> _GIVEN REQUEST_
Return each of the rows below verbatim and leave out the pictures.

##### WORKING DATA

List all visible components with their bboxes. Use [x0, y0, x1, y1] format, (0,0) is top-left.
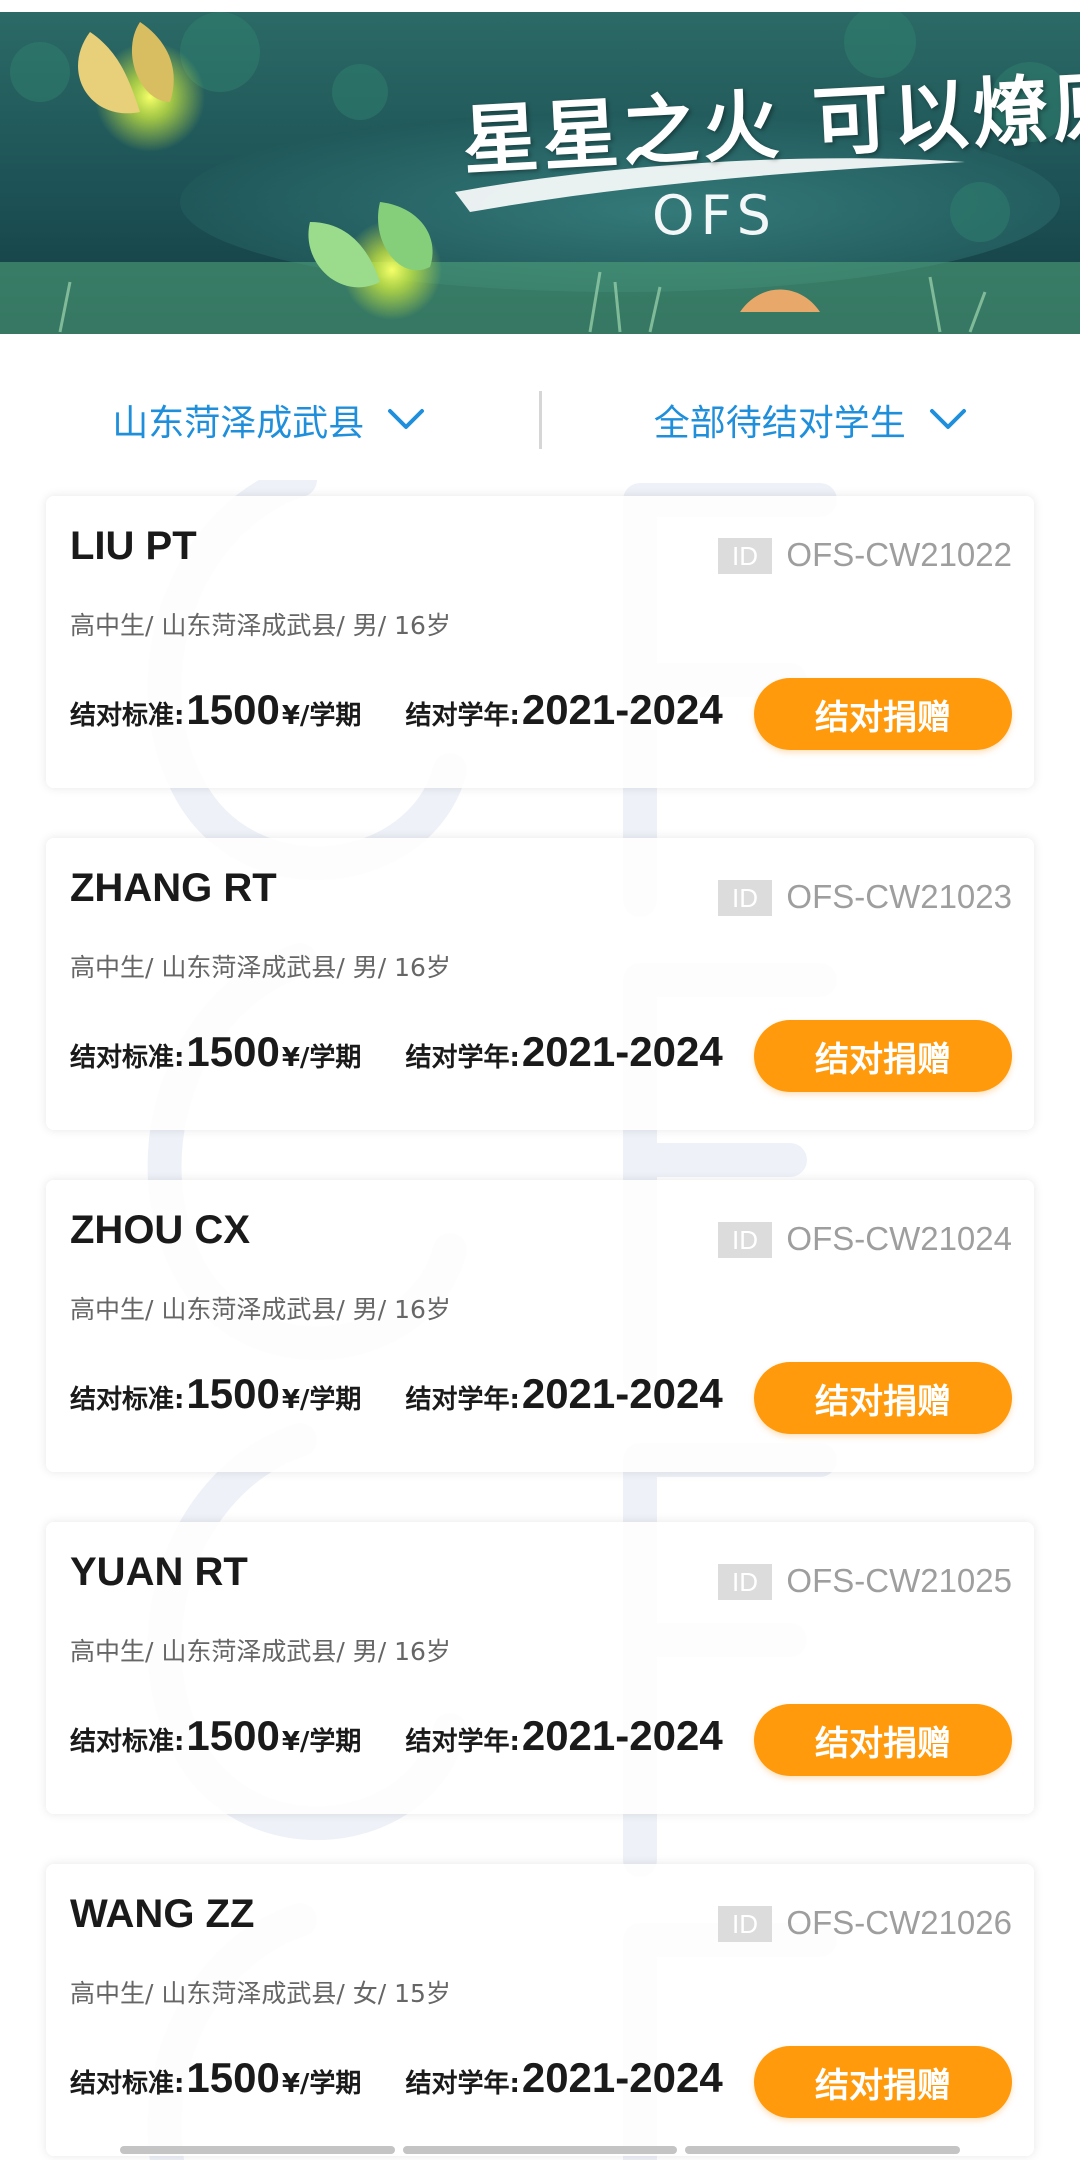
region-filter-dropdown[interactable]: 山东菏泽成武县 [0, 394, 539, 446]
scrollbar-segment [685, 2146, 961, 2154]
student-info: 高中生/ 山东菏泽成武县/ 男/ 16岁 [70, 1637, 451, 1666]
years-label: 结对学年: [405, 1727, 520, 1757]
standard-unit: ¥/学期 [281, 1043, 362, 1073]
standard-amount: 1500 [186, 1028, 280, 1075]
standard-unit: ¥/学期 [281, 1727, 362, 1757]
student-id: OFS-CW21025 [786, 1562, 1012, 1599]
banner-logo-text: OFS [652, 184, 777, 247]
filter-bar: 山东菏泽成武县 全部待结对学生 [0, 380, 1080, 460]
banner: 星星之火 可以燎原 OFS [0, 12, 1080, 334]
scrollbar-segment [120, 2146, 395, 2154]
donate-button[interactable]: 结对捐赠 [754, 2046, 1012, 2118]
standard-label: 结对标准: [70, 1043, 185, 1073]
student-info: 高中生/ 山东菏泽成武县/ 男/ 16岁 [70, 953, 451, 982]
chevron-down-icon [929, 409, 966, 429]
student-name: LIU PT [70, 524, 197, 568]
page: 星星之火 可以燎原 OFS 山东菏泽成武县 全部待结对学生 LIU PT ID … [0, 0, 1080, 2160]
years-value: 2021-2024 [521, 1370, 723, 1417]
years-label: 结对学年: [405, 2069, 520, 2099]
standard-unit: ¥/学期 [281, 701, 362, 731]
years-value: 2021-2024 [521, 1712, 723, 1759]
standard-amount: 1500 [186, 1712, 280, 1759]
student-info: 高中生/ 山东菏泽成武县/ 男/ 16岁 [70, 611, 451, 640]
years-label: 结对学年: [405, 1385, 520, 1415]
student-id: OFS-CW21024 [786, 1220, 1012, 1257]
years-value: 2021-2024 [521, 2054, 723, 2101]
id-badge: ID [718, 1564, 772, 1600]
student-id: OFS-CW21022 [786, 536, 1012, 573]
standard-label: 结对标准: [70, 701, 185, 731]
id-badge: ID [718, 1906, 772, 1942]
id-badge: ID [718, 538, 772, 574]
student-card[interactable]: LIU PT ID OFS-CW21022 高中生/ 山东菏泽成武县/ 男/ 1… [46, 496, 1034, 788]
standard-unit: ¥/学期 [281, 1385, 362, 1415]
student-name: ZHANG RT [70, 866, 277, 910]
region-filter-label: 山东菏泽成武县 [112, 403, 365, 444]
standard-label: 结对标准: [70, 1385, 185, 1415]
chevron-down-icon [388, 409, 425, 429]
standard-label: 结对标准: [70, 1727, 185, 1757]
student-id: OFS-CW21023 [786, 878, 1012, 915]
standard-amount: 1500 [186, 2054, 280, 2101]
id-badge: ID [718, 1222, 772, 1258]
sponsorship-meta: 结对标准: 1500 ¥/学期 结对学年: 2021-2024 [70, 1028, 723, 1088]
standard-label: 结对标准: [70, 2069, 185, 2099]
scrollbar-segment [402, 2146, 678, 2154]
standard-amount: 1500 [186, 1370, 280, 1417]
sponsorship-meta: 结对标准: 1500 ¥/学期 结对学年: 2021-2024 [70, 686, 723, 746]
student-card[interactable]: YUAN RT ID OFS-CW21025 高中生/ 山东菏泽成武县/ 男/ … [46, 1522, 1034, 1814]
student-info: 高中生/ 山东菏泽成武县/ 男/ 16岁 [70, 1295, 451, 1324]
student-name: ZHOU CX [70, 1208, 250, 1252]
student-card[interactable]: ZHANG RT ID OFS-CW21023 高中生/ 山东菏泽成武县/ 男/… [46, 838, 1034, 1130]
years-label: 结对学年: [405, 701, 520, 731]
donate-button[interactable]: 结对捐赠 [754, 1020, 1012, 1092]
years-value: 2021-2024 [521, 1028, 723, 1075]
donate-button[interactable]: 结对捐赠 [754, 1362, 1012, 1434]
student-filter-dropdown[interactable]: 全部待结对学生 [542, 394, 1080, 446]
student-name: WANG ZZ [70, 1892, 255, 1936]
student-card[interactable]: ZHOU CX ID OFS-CW21024 高中生/ 山东菏泽成武县/ 男/ … [46, 1180, 1034, 1472]
student-name: YUAN RT [70, 1550, 248, 1594]
donate-button[interactable]: 结对捐赠 [754, 678, 1012, 750]
sponsorship-meta: 结对标准: 1500 ¥/学期 结对学年: 2021-2024 [70, 2054, 723, 2114]
student-filter-label: 全部待结对学生 [653, 403, 906, 444]
sponsorship-meta: 结对标准: 1500 ¥/学期 结对学年: 2021-2024 [70, 1370, 723, 1430]
student-id: OFS-CW21026 [786, 1904, 1012, 1941]
donate-button[interactable]: 结对捐赠 [754, 1704, 1012, 1776]
years-value: 2021-2024 [521, 686, 723, 733]
standard-amount: 1500 [186, 686, 280, 733]
standard-unit: ¥/学期 [281, 2069, 362, 2099]
student-list: LIU PT ID OFS-CW21022 高中生/ 山东菏泽成武县/ 男/ 1… [46, 496, 1034, 2160]
id-badge: ID [718, 880, 772, 916]
sponsorship-meta: 结对标准: 1500 ¥/学期 结对学年: 2021-2024 [70, 1712, 723, 1772]
horizontal-scrollbar[interactable] [120, 2146, 961, 2154]
years-label: 结对学年: [405, 1043, 520, 1073]
student-card[interactable]: WANG ZZ ID OFS-CW21026 高中生/ 山东菏泽成武县/ 女/ … [46, 1864, 1034, 2156]
student-info: 高中生/ 山东菏泽成武县/ 女/ 15岁 [70, 1979, 451, 2008]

##########

> _PROBLEM SOLUTION_
List all visible components with their bboxes. Use [x0, y0, x1, y1] format, (0,0) is top-left.
region-filter-dropdown[interactable]: 山东菏泽成武县 [0, 394, 539, 446]
scrollbar-segment [685, 2146, 961, 2154]
student-info: 高中生/ 山东菏泽成武县/ 男/ 16岁 [70, 1637, 451, 1666]
years-label: 结对学年: [405, 1727, 520, 1757]
standard-unit: ¥/学期 [281, 1043, 362, 1073]
standard-amount: 1500 [186, 1028, 280, 1075]
standard-unit: ¥/学期 [281, 1727, 362, 1757]
student-id: OFS-CW21025 [786, 1562, 1012, 1599]
banner-logo-text: OFS [652, 184, 777, 247]
filter-bar: 山东菏泽成武县 全部待结对学生 [0, 380, 1080, 460]
banner: 星星之火 可以燎原 OFS [0, 12, 1080, 334]
scrollbar-segment [120, 2146, 395, 2154]
donate-button[interactable]: 结对捐赠 [754, 2046, 1012, 2118]
standard-label: 结对标准: [70, 1043, 185, 1073]
student-info: 高中生/ 山东菏泽成武县/ 男/ 16岁 [70, 953, 451, 982]
chevron-down-icon [929, 409, 966, 429]
student-name: LIU PT [70, 524, 197, 568]
page: 星星之火 可以燎原 OFS 山东菏泽成武县 全部待结对学生 LIU PT ID … [0, 0, 1080, 2160]
years-value: 2021-2024 [521, 1370, 723, 1417]
years-label: 结对学年: [405, 2069, 520, 2099]
standard-unit: ¥/学期 [281, 701, 362, 731]
years-value: 2021-2024 [521, 1712, 723, 1759]
standard-amount: 1500 [186, 1712, 280, 1759]
student-info: 高中生/ 山东菏泽成武县/ 男/ 16岁 [70, 611, 451, 640]
years-label: 结对学年: [405, 1385, 520, 1415]
student-id: OFS-CW21024 [786, 1220, 1012, 1257]
years-value: 2021-2024 [521, 2054, 723, 2101]
id-badge: ID [718, 1564, 772, 1600]
student-id: OFS-CW21022 [786, 536, 1012, 573]
standard-label: 结对标准: [70, 701, 185, 731]
id-badge: ID [718, 1906, 772, 1942]
id-badge: ID [718, 538, 772, 574]
student-card[interactable]: LIU PT ID OFS-CW21022 高中生/ 山东菏泽成武县/ 男/ 1… [46, 496, 1034, 788]
standard-unit: ¥/学期 [281, 1385, 362, 1415]
student-name: ZHANG RT [70, 866, 277, 910]
region-filter-label: 山东菏泽成武县 [112, 403, 365, 444]
standard-label: 结对标准: [70, 1385, 185, 1415]
chevron-down-icon [388, 409, 425, 429]
standard-label: 结对标准: [70, 1727, 185, 1757]
student-id: OFS-CW21023 [786, 878, 1012, 915]
standard-amount: 1500 [186, 2054, 280, 2101]
id-badge: ID [718, 1222, 772, 1258]
sponsorship-meta: 结对标准: 1500 ¥/学期 结对学年: 2021-2024 [70, 1028, 723, 1088]
standard-label: 结对标准: [70, 2069, 185, 2099]
scrollbar-segment [402, 2146, 678, 2154]
standard-amount: 1500 [186, 1370, 280, 1417]
sponsorship-meta: 结对标准: 1500 ¥/学期 结对学年: 2021-2024 [70, 686, 723, 746]
student-card[interactable]: YUAN RT ID OFS-CW21025 高中生/ 山东菏泽成武县/ 男/ … [46, 1522, 1034, 1814]
student-info: 高中生/ 山东菏泽成武县/ 男/ 16岁 [70, 1295, 451, 1324]
student-name: ZHOU CX [70, 1208, 250, 1252]
student-card[interactable]: ZHANG RT ID OFS-CW21023 高中生/ 山东菏泽成武县/ 男/… [46, 838, 1034, 1130]
years-label: 结对学年: [405, 701, 520, 731]
donate-button[interactable]: 结对捐赠 [754, 1020, 1012, 1092]
years-value: 2021-2024 [521, 1028, 723, 1075]
donate-button[interactable]: 结对捐赠 [754, 1362, 1012, 1434]
student-filter-dropdown[interactable]: 全部待结对学生 [542, 394, 1080, 446]
student-name: WANG ZZ [70, 1892, 255, 1936]
student-card[interactable]: ZHOU CX ID OFS-CW21024 高中生/ 山东菏泽成武县/ 男/ … [46, 1180, 1034, 1472]
student-name: YUAN RT [70, 1550, 248, 1594]
donate-button[interactable]: 结对捐赠 [754, 678, 1012, 750]
sponsorship-meta: 结对标准: 1500 ¥/学期 结对学年: 2021-2024 [70, 2054, 723, 2114]
student-filter-label: 全部待结对学生 [653, 403, 906, 444]
sponsorship-meta: 结对标准: 1500 ¥/学期 结对学年: 2021-2024 [70, 1370, 723, 1430]
student-id: OFS-CW21026 [786, 1904, 1012, 1941]
donate-button[interactable]: 结对捐赠 [754, 1704, 1012, 1776]
years-value: 2021-2024 [521, 686, 723, 733]
standard-amount: 1500 [186, 686, 280, 733]
standard-unit: ¥/学期 [281, 2069, 362, 2099]
student-list: LIU PT ID OFS-CW21022 高中生/ 山东菏泽成武县/ 男/ 1… [46, 496, 1034, 2160]
id-badge: ID [718, 880, 772, 916]
sponsorship-meta: 结对标准: 1500 ¥/学期 结对学年: 2021-2024 [70, 1712, 723, 1772]
horizontal-scrollbar[interactable] [120, 2146, 961, 2154]
years-label: 结对学年: [405, 1043, 520, 1073]
student-card[interactable]: WANG ZZ ID OFS-CW21026 高中生/ 山东菏泽成武县/ 女/ … [46, 1864, 1034, 2156]
student-info: 高中生/ 山东菏泽成武县/ 女/ 15岁 [70, 1979, 451, 2008]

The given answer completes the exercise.